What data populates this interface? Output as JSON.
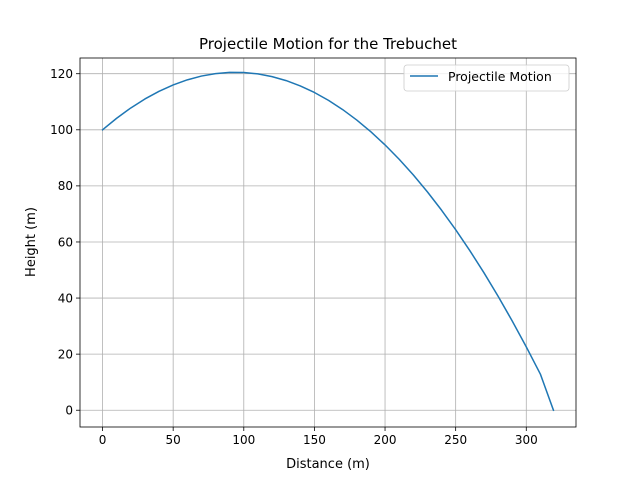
{
  "chart_data": {
    "type": "line",
    "title": "Projectile Motion for the Trebuchet",
    "xlabel": "Distance (m)",
    "ylabel": "Height (m)",
    "xlim": [
      -15.96,
      335.2
    ],
    "ylim": [
      -5.98,
      125.6
    ],
    "xticks": [
      0,
      50,
      100,
      150,
      200,
      250,
      300
    ],
    "yticks": [
      0,
      20,
      40,
      60,
      80,
      100,
      120
    ],
    "grid": true,
    "legend": "top-right",
    "series": [
      {
        "name": "Projectile Motion",
        "color": "#1f77b4",
        "x": [
          0,
          10,
          20,
          30,
          40,
          50,
          60,
          70,
          80,
          90,
          100,
          110,
          120,
          130,
          140,
          150,
          160,
          170,
          180,
          190,
          200,
          210,
          220,
          230,
          240,
          250,
          260,
          270,
          280,
          290,
          300,
          310,
          319.24
        ],
        "y": [
          100,
          104.12,
          107.79,
          110.99,
          113.72,
          116.0,
          117.81,
          119.16,
          120.04,
          120.47,
          120.43,
          119.93,
          118.96,
          117.54,
          115.65,
          113.3,
          110.49,
          107.21,
          103.47,
          99.27,
          94.61,
          89.49,
          83.91,
          77.86,
          71.35,
          64.38,
          56.94,
          49.05,
          40.69,
          31.87,
          22.59,
          12.85,
          0
        ]
      }
    ]
  }
}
———
■ Directions:
Pull out every line of the records that includes the string "Projectile".

■ Result:
    "title": "Projectile Motion for the Trebuchet",
        "name": "Projectile Motion",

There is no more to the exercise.